* [THE EXERCISE]:
From the entries below, gather every line containing the string "serving".

■ ■ ■ ■ ■

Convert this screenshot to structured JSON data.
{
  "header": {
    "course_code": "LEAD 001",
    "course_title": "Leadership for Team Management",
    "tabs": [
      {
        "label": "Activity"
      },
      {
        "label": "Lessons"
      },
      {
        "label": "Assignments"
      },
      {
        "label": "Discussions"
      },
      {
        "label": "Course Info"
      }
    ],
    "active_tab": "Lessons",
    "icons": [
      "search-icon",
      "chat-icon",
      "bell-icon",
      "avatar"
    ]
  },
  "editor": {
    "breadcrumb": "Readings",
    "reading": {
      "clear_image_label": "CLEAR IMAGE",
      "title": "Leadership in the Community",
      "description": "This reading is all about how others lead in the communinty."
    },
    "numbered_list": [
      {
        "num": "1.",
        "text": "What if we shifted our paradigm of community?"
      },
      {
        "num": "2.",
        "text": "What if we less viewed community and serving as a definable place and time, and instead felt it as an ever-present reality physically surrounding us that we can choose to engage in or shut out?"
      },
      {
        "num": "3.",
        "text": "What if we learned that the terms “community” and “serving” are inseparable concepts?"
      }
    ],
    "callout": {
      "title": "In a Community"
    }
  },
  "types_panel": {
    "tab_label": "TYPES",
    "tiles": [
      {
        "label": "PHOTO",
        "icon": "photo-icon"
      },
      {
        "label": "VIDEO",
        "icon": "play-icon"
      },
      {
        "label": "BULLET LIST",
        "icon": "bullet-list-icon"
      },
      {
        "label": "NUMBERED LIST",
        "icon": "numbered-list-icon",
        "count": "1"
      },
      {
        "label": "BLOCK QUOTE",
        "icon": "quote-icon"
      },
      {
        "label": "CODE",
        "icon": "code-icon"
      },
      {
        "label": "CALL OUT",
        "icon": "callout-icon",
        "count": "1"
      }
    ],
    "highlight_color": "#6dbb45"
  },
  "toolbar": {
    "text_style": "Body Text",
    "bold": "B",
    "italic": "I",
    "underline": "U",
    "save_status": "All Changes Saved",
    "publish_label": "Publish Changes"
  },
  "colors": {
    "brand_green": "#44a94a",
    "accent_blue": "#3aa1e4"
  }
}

■ ■ ■ ■ ■

* [ANSWER FOR THIS EXERCISE]:
        "text": "What if we less viewed community and serving as a definable place and time, and instead felt it as an ever-present reality physically surrounding us that we can choose to engage in or shut out?"
        "text": "What if we learned that the terms “community” and “serving” are inseparable concepts?"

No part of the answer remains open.